BRIEF:
Where the data below has the string "this", return the whole line.
──────── DATA EXCERPTS
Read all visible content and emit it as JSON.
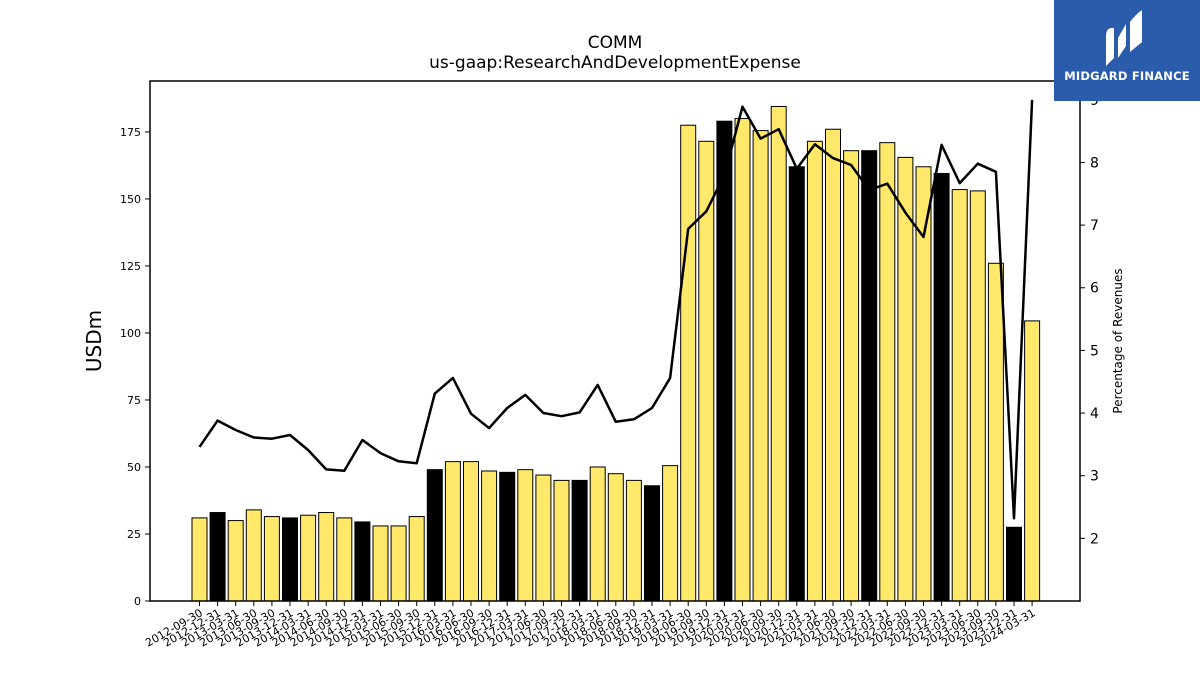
{
  "chart_data": {
    "type": "bar",
    "title": "COMM",
    "subtitle": "us-gaap:ResearchAndDevelopmentExpense",
    "ylabel": "USDm",
    "y2label": "Percentage of Revenues",
    "ylim": [
      0,
      194
    ],
    "y2lim": [
      1.0,
      9.3
    ],
    "yticks": [
      0,
      25,
      50,
      75,
      100,
      125,
      150,
      175
    ],
    "y2ticks": [
      2,
      3,
      4,
      5,
      6,
      7,
      8,
      9
    ],
    "colors": {
      "quarter": "#ffe86a",
      "fiscal_q4": "#000000",
      "line": "#000000",
      "edge": "#000000"
    },
    "categories": [
      "2012-09-30",
      "2012-12-31",
      "2013-03-31",
      "2013-06-30",
      "2013-09-30",
      "2013-12-31",
      "2014-03-31",
      "2014-06-30",
      "2014-09-30",
      "2014-12-31",
      "2015-03-31",
      "2015-06-30",
      "2015-09-30",
      "2015-12-31",
      "2016-03-31",
      "2016-06-30",
      "2016-09-30",
      "2016-12-31",
      "2017-03-31",
      "2017-06-30",
      "2017-09-30",
      "2017-12-31",
      "2018-03-31",
      "2018-06-30",
      "2018-09-30",
      "2018-12-31",
      "2019-03-31",
      "2019-06-30",
      "2019-09-30",
      "2019-12-31",
      "2020-03-31",
      "2020-06-30",
      "2020-09-30",
      "2020-12-31",
      "2021-03-31",
      "2021-06-30",
      "2021-09-30",
      "2021-12-31",
      "2022-03-31",
      "2022-06-30",
      "2022-09-30",
      "2022-12-31",
      "2023-03-31",
      "2023-06-30",
      "2023-09-30",
      "2023-12-31",
      "2024-03-31"
    ],
    "values": [
      31,
      33,
      30,
      34,
      31.5,
      31,
      32,
      33,
      31,
      29.5,
      28,
      28,
      31.5,
      49,
      52,
      52,
      48.5,
      48,
      49,
      47,
      45,
      45,
      50,
      47.5,
      45,
      43,
      50.5,
      177.5,
      171.5,
      179,
      180,
      175.5,
      184.5,
      162,
      171.5,
      176,
      168,
      168,
      171,
      165.5,
      162,
      159.5,
      153.5,
      153,
      126,
      27.5,
      104.5
    ],
    "highlight": [
      false,
      true,
      false,
      false,
      false,
      true,
      false,
      false,
      false,
      true,
      false,
      false,
      false,
      true,
      false,
      false,
      false,
      true,
      false,
      false,
      false,
      true,
      false,
      false,
      false,
      true,
      false,
      false,
      false,
      true,
      false,
      false,
      false,
      true,
      false,
      false,
      false,
      true,
      false,
      false,
      false,
      true,
      false,
      false,
      false,
      true,
      false
    ],
    "line_series": {
      "name": "Percentage of Revenues",
      "values": [
        3.46,
        3.88,
        3.73,
        3.61,
        3.59,
        3.65,
        3.41,
        3.1,
        3.08,
        3.57,
        3.36,
        3.23,
        3.2,
        4.31,
        4.56,
        3.99,
        3.76,
        4.08,
        4.29,
        4.0,
        3.95,
        4.01,
        4.45,
        3.86,
        3.9,
        4.08,
        4.56,
        6.94,
        7.22,
        7.8,
        8.89,
        8.38,
        8.53,
        7.9,
        8.29,
        8.07,
        7.96,
        7.56,
        7.66,
        7.2,
        6.81,
        8.28,
        7.67,
        7.98,
        7.85,
        2.32,
        9.0
      ]
    }
  },
  "logo": {
    "text": "MIDGARD FINANCE",
    "icon": "midgard-logo-icon"
  }
}
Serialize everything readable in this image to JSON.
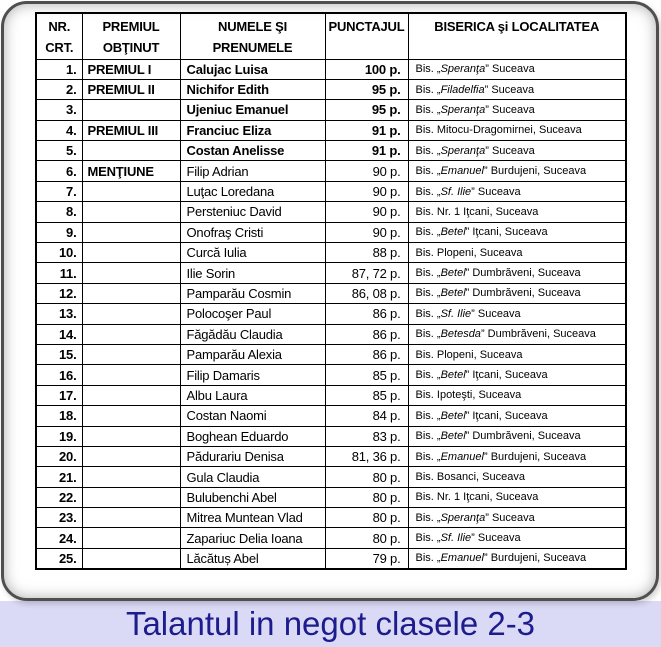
{
  "caption": "Talantul in negot clasele 2-3",
  "table": {
    "columns": [
      {
        "lines": [
          "NR.",
          "CRT."
        ]
      },
      {
        "lines": [
          "PREMIUL",
          "OBŢINUT"
        ]
      },
      {
        "lines": [
          "NUMELE ŞI",
          "PRENUMELE"
        ]
      },
      {
        "lines": [
          "PUNCTAJUL",
          ""
        ]
      },
      {
        "lines": [
          "BISERICA şi LOCALITATEA",
          ""
        ]
      }
    ],
    "rows": [
      {
        "nr": "1.",
        "prize": "PREMIUL I",
        "name": "Calujac Luisa",
        "score": "100 p.",
        "church": "Bis. „Speranţa” Suceava",
        "emphasis": true
      },
      {
        "nr": "2.",
        "prize": "PREMIUL II",
        "name": "Nichifor Edith",
        "score": "95 p.",
        "church": "Bis. „Filadelfia” Suceava",
        "emphasis": true
      },
      {
        "nr": "3.",
        "prize": "",
        "name": "Ujeniuc Emanuel",
        "score": "95 p.",
        "church": "Bis. „Speranţa” Suceava",
        "emphasis": true
      },
      {
        "nr": "4.",
        "prize": "PREMIUL III",
        "name": "Franciuc Eliza",
        "score": "91 p.",
        "church": "Bis. Mitocu-Dragomirnei, Suceava",
        "emphasis": true
      },
      {
        "nr": "5.",
        "prize": "",
        "name": "Costan Anelisse",
        "score": "91 p.",
        "church": "Bis. „Speranţa” Suceava",
        "emphasis": true
      },
      {
        "nr": "6.",
        "prize": "MENŢIUNE",
        "name": "Filip Adrian",
        "score": "90 p.",
        "church": "Bis. „Emanuel” Burdujeni, Suceava",
        "emphasis": false
      },
      {
        "nr": "7.",
        "prize": "",
        "name": "Luţac Loredana",
        "score": "90 p.",
        "church": "Bis. „Sf. Ilie” Suceava",
        "emphasis": false
      },
      {
        "nr": "8.",
        "prize": "",
        "name": "Persteniuc David",
        "score": "90 p.",
        "church": "Bis. Nr. 1 Iţcani, Suceava",
        "emphasis": false
      },
      {
        "nr": "9.",
        "prize": "",
        "name": "Onofraş Cristi",
        "score": "90 p.",
        "church": "Bis. „Betel” Iţcani, Suceava",
        "emphasis": false
      },
      {
        "nr": "10.",
        "prize": "",
        "name": "Curcă Iulia",
        "score": "88 p.",
        "church": "Bis. Plopeni, Suceava",
        "emphasis": false
      },
      {
        "nr": "11.",
        "prize": "",
        "name": "Ilie Sorin",
        "score": "87, 72 p.",
        "church": "Bis. „Betel” Dumbrăveni, Suceava",
        "emphasis": false
      },
      {
        "nr": "12.",
        "prize": "",
        "name": "Pamparău Cosmin",
        "score": "86, 08 p.",
        "church": "Bis. „Betel” Dumbrăveni, Suceava",
        "emphasis": false
      },
      {
        "nr": "13.",
        "prize": "",
        "name": "Polocoşer Paul",
        "score": "86 p.",
        "church": "Bis. „Sf. Ilie” Suceava",
        "emphasis": false
      },
      {
        "nr": "14.",
        "prize": "",
        "name": "Făgădău Claudia",
        "score": "86 p.",
        "church": "Bis. „Betesda” Dumbrăveni, Suceava",
        "emphasis": false
      },
      {
        "nr": "15.",
        "prize": "",
        "name": "Pamparău Alexia",
        "score": "86 p.",
        "church": "Bis. Plopeni, Suceava",
        "emphasis": false
      },
      {
        "nr": "16.",
        "prize": "",
        "name": "Filip Damaris",
        "score": "85 p.",
        "church": "Bis. „Betel” Iţcani, Suceava",
        "emphasis": false
      },
      {
        "nr": "17.",
        "prize": "",
        "name": "Albu Laura",
        "score": "85 p.",
        "church": "Bis. Ipoteşti, Suceava",
        "emphasis": false
      },
      {
        "nr": "18.",
        "prize": "",
        "name": "Costan Naomi",
        "score": "84 p.",
        "church": "Bis. „Betel” Iţcani, Suceava",
        "emphasis": false
      },
      {
        "nr": "19.",
        "prize": "",
        "name": "Boghean Eduardo",
        "score": "83 p.",
        "church": "Bis. „Betel” Dumbrăveni, Suceava",
        "emphasis": false
      },
      {
        "nr": "20.",
        "prize": "",
        "name": "Pădurariu Denisa",
        "score": "81, 36 p.",
        "church": "Bis. „Emanuel” Burdujeni, Suceava",
        "emphasis": false
      },
      {
        "nr": "21.",
        "prize": "",
        "name": "Gula Claudia",
        "score": "80 p.",
        "church": "Bis. Bosanci, Suceava",
        "emphasis": false
      },
      {
        "nr": "22.",
        "prize": "",
        "name": "Bulubenchi Abel",
        "score": "80 p.",
        "church": "Bis. Nr. 1 Iţcani, Suceava",
        "emphasis": false
      },
      {
        "nr": "23.",
        "prize": "",
        "name": "Mitrea Muntean Vlad",
        "score": "80 p.",
        "church": "Bis. „Speranţa” Suceava",
        "emphasis": false
      },
      {
        "nr": "24.",
        "prize": "",
        "name": "Zapariuc Delia Ioana",
        "score": "80 p.",
        "church": "Bis. „Sf. Ilie” Suceava",
        "emphasis": false
      },
      {
        "nr": "25.",
        "prize": "",
        "name": "Lăcătuș Abel",
        "score": "79 p.",
        "church": "Bis. „Emanuel” Burdujeni, Suceava",
        "emphasis": false
      }
    ]
  },
  "colors": {
    "caption_text": "#1c1c8c",
    "caption_background": "#dbdaf6",
    "table_border": "#000000",
    "card_border": "#4f4f4f"
  }
}
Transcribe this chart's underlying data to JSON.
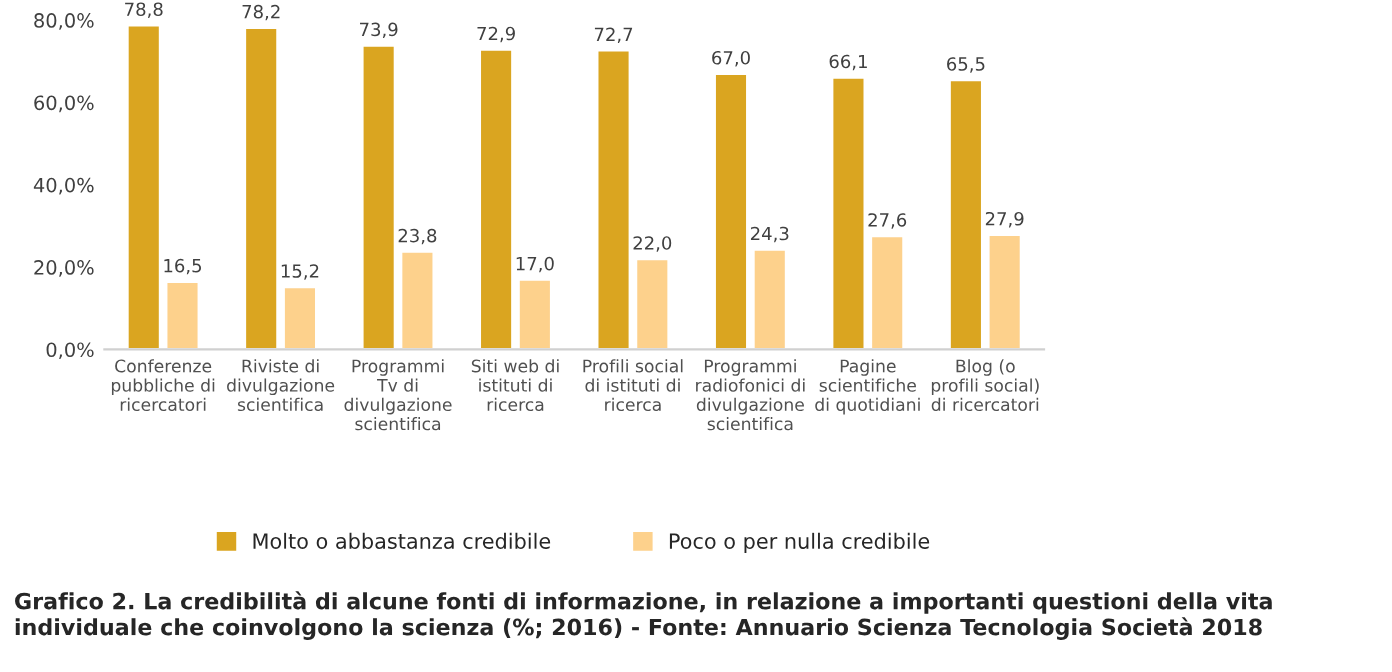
{
  "chart_data": {
    "type": "bar",
    "categories": [
      "Conferenze\npubbliche di\nricercatori",
      "Riviste di\ndivulgazione\nscientifica",
      "Programmi\nTv di\ndivulgazione\nscientifica",
      "Siti web di\nistituti di\nricerca",
      "Profili social\ndi istituti di\nricerca",
      "Programmi\nradiofonici di\ndivulgazione\nscientifica",
      "Pagine\nscientifiche\ndi quotidiani",
      "Blog (o\nprofili social)\ndi ricercatori"
    ],
    "series": [
      {
        "name": "Molto o abbastanza credibile",
        "color": "#daa520",
        "values": [
          78.8,
          78.2,
          73.9,
          72.9,
          72.7,
          67.0,
          66.1,
          65.5
        ],
        "value_labels": [
          "78,8",
          "78,2",
          "73,9",
          "72,9",
          "72,7",
          "67,0",
          "66,1",
          "65,5"
        ]
      },
      {
        "name": "Poco o per nulla credibile",
        "color": "#fdd18c",
        "values": [
          16.5,
          15.2,
          23.8,
          17.0,
          22.0,
          24.3,
          27.6,
          27.9
        ],
        "value_labels": [
          "16,5",
          "15,2",
          "23,8",
          "17,0",
          "22,0",
          "24,3",
          "27,6",
          "27,9"
        ]
      }
    ],
    "ylim": [
      0,
      80
    ],
    "yticks": [
      {
        "value": 0,
        "label": "0,0%"
      },
      {
        "value": 20,
        "label": "20,0%"
      },
      {
        "value": 40,
        "label": "40,0%"
      },
      {
        "value": 60,
        "label": "60,0%"
      },
      {
        "value": 80,
        "label": "80,0%"
      }
    ],
    "grid": false,
    "legend": "bottom",
    "annotations": [
      "Grafico 2. La credibilità di alcune fonti di informazione, in relazione a importanti questioni della vita individuale che coinvolgono la scienza (%; 2016) - Fonte: Annuario Scienza Tecnologia Società 2018"
    ]
  }
}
────────────────
RESULT:
Serialize everything readable in this image to JSON.
Transcribe this chart's underlying data to JSON.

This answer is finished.